[Exercise description] Every entry that follows should be repeated exactly; drop the images.

[A block of data]
begin

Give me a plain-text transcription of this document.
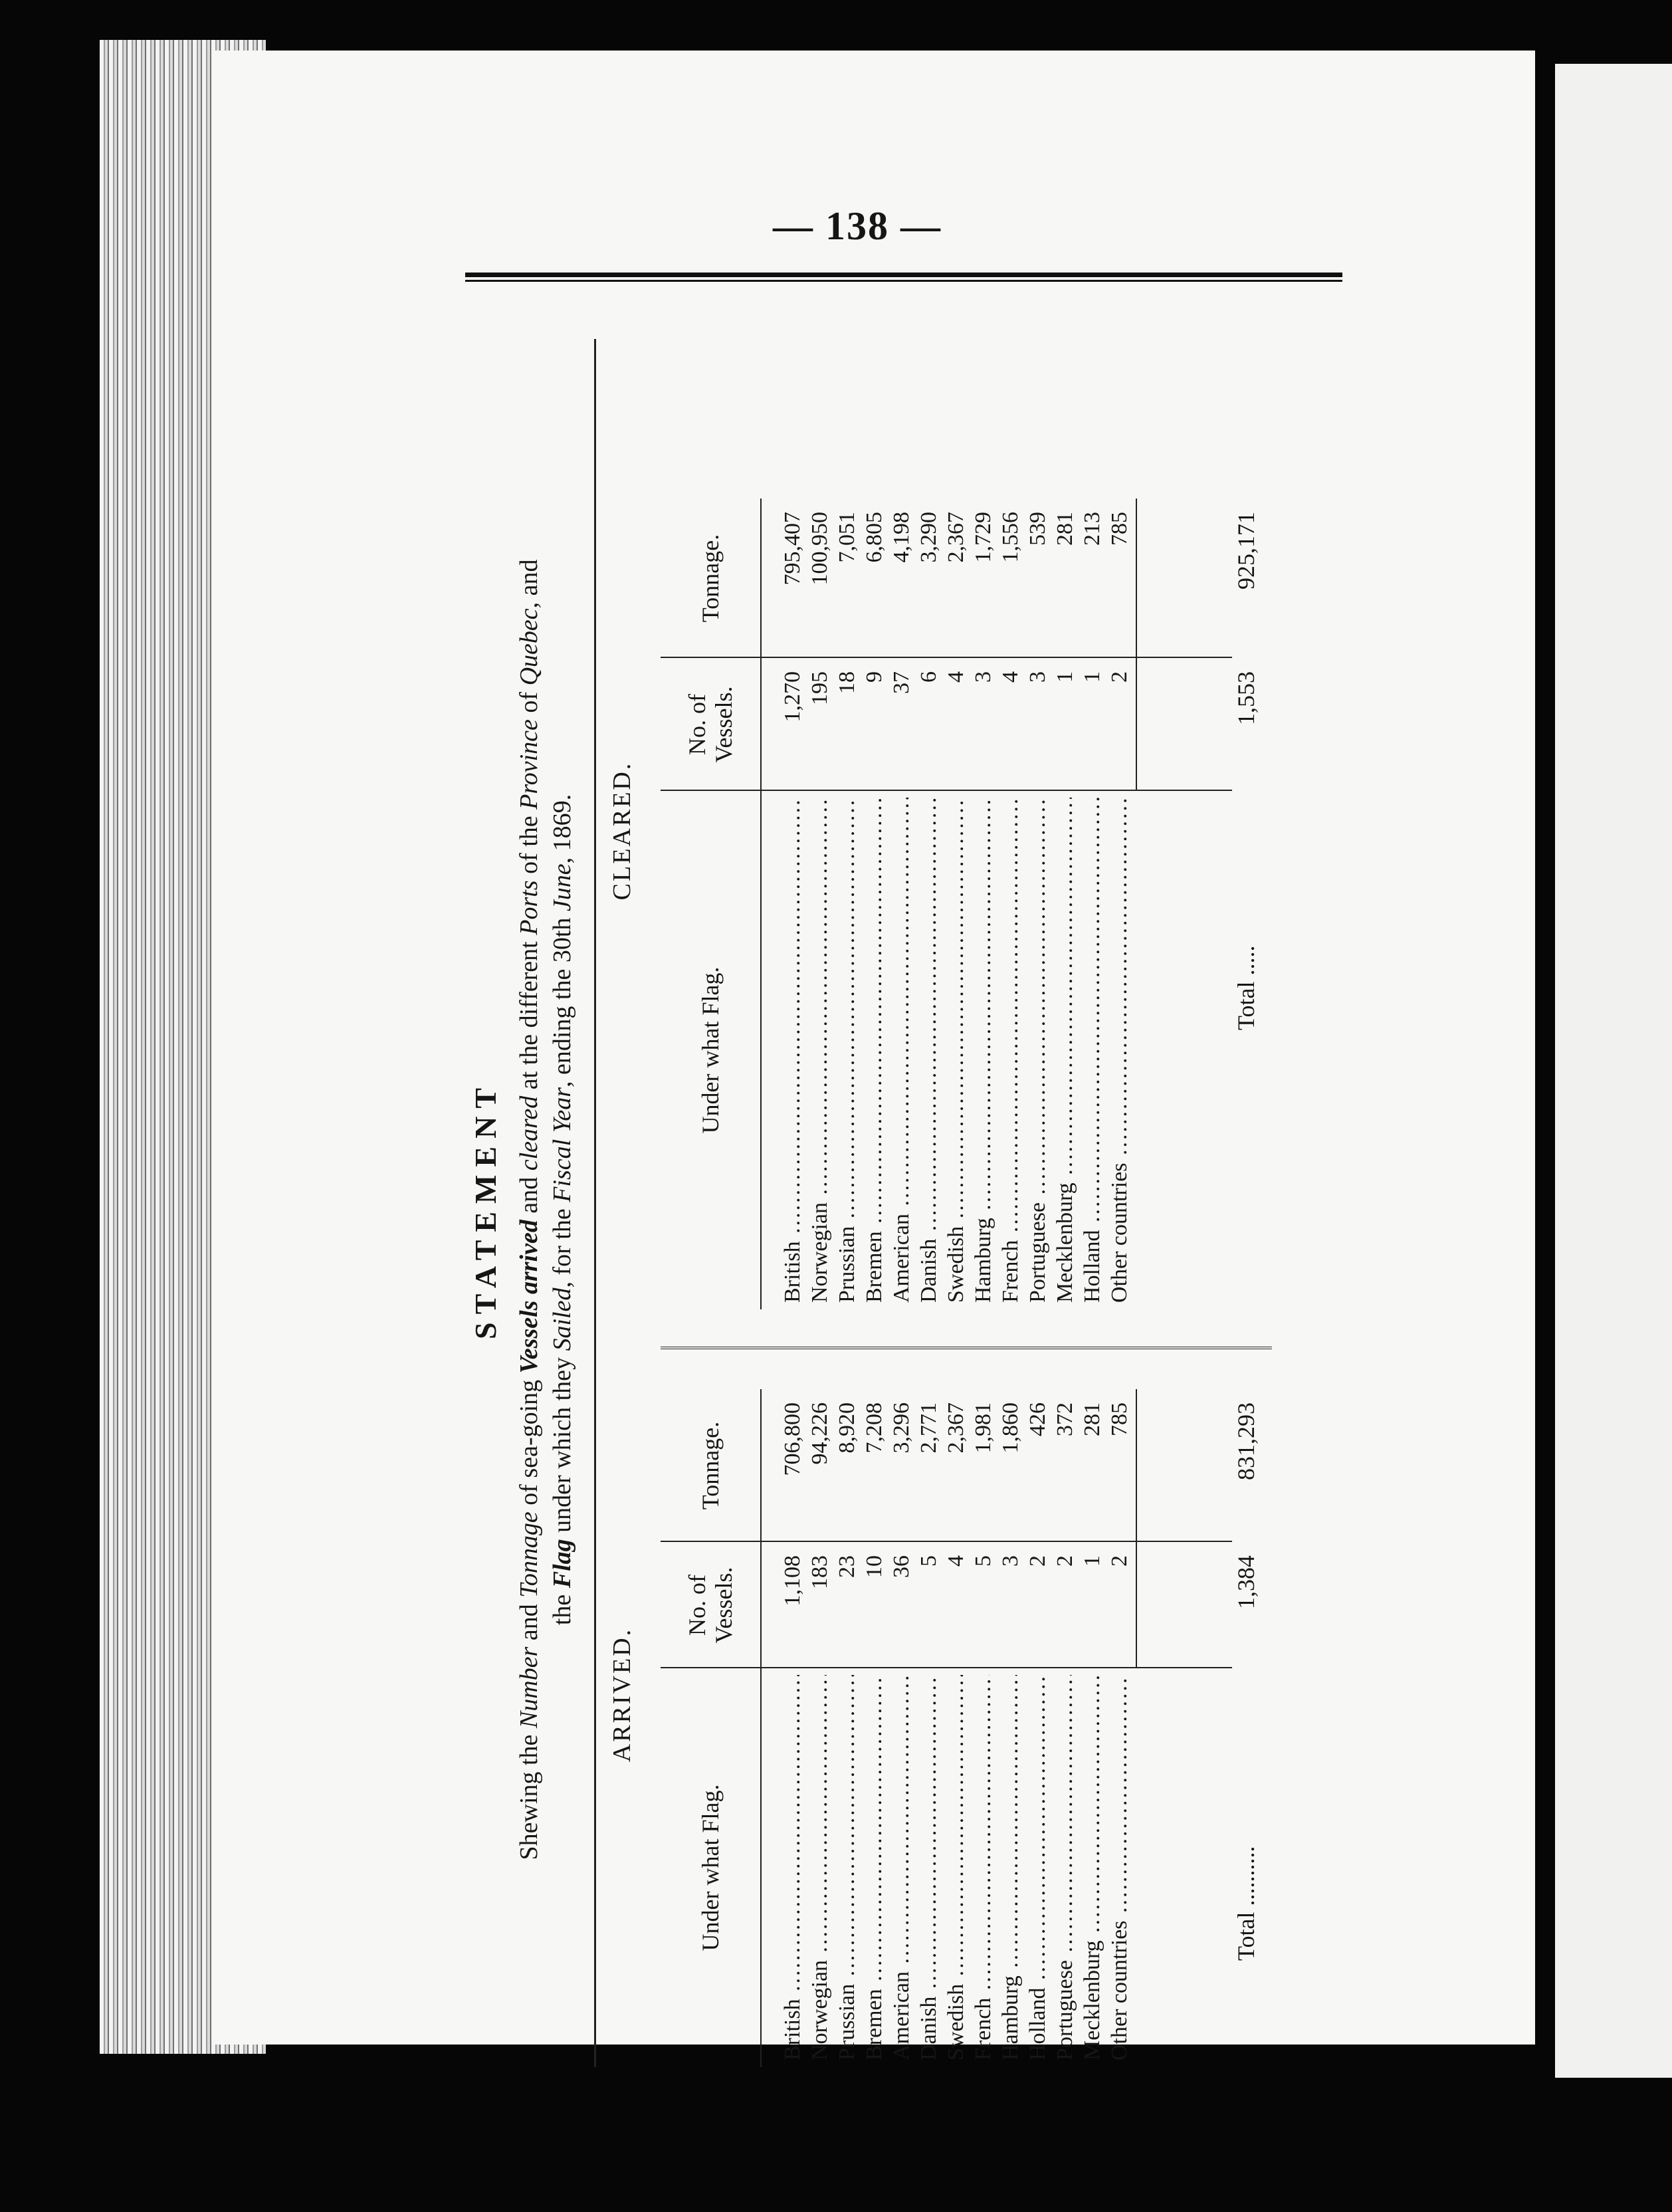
— 138 —
STATEMENT
Shewing the Number and Tonnage of sea-going Vessels arrived and cleared at the different Ports of the Province of Quebec, and
the Flag under which they Sailed, for the Fiscal Year, ending the 30th June, 1869.
ARRIVED.
CLEARED.
Under what Flag.
No. of Vessels.
Tonnage.
British .....
1,108
706,800
Norwegian .....
183
94,226
Prussian .....
23
8,920
Bremen .....
10
7,208
American .....
36
3,296
Danish .....
5
2,771
Swedish .....
4
2,367
French .....
5
1,981
Hamburg .....
3
1,860
Holland .....
2
426
Portuguese .....
2
372
Mecklenburg .....
1
281
Other countries .....
2
785
Total ..........
1,384
831,293
Under what Flag.
No. of Vessels.
Tonnage.
British .....
1,270
795,407
Norwegian .....
195
100,950
Prussian .....
18
7,051
Bremen .....
9
6,805
American .....
37
4,198
Danish .....
6
3,290
Swedish .....
4
2,367
Hamburg .....
3
1,729
French .....
4
1,556
Portuguese .....
3
539
Mecklenburg .....
1
281
Holland .....
1
213
Other countries .....
2
785
Total .....
1,553
925,171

end

[Task response]
Give me a plain-text transcription of this document.
— 138 —
STATEMENT
Shewing the Number and Tonnage of sea-going Vessels arrived and cleared at the different Ports of the Province of Quebec, and
the Flag under which they Sailed, for the Fiscal Year, ending the 30th June, 1869.
ARRIVED.
CLEARED.
Under what Flag.
No. of Vessels.
Tonnage.
British .....
1,108
706,800
Norwegian .....
183
94,226
Prussian .....
23
8,920
Bremen .....
10
7,208
American .....
36
3,296
Danish .....
5
2,771
Swedish .....
4
2,367
French .....
5
1,981
Hamburg .....
3
1,860
Holland .....
2
426
Portuguese .....
2
372
Mecklenburg .....
1
281
Other countries .....
2
785
Total ..........
1,384
831,293
Under what Flag.
No. of Vessels.
Tonnage.
British .....
1,270
795,407
Norwegian .....
195
100,950
Prussian .....
18
7,051
Bremen .....
9
6,805
American .....
37
4,198
Danish .....
6
3,290
Swedish .....
4
2,367
Hamburg .....
3
1,729
French .....
4
1,556
Portuguese .....
3
539
Mecklenburg .....
1
281
Holland .....
1
213
Other countries .....
2
785
Total .....
1,553
925,171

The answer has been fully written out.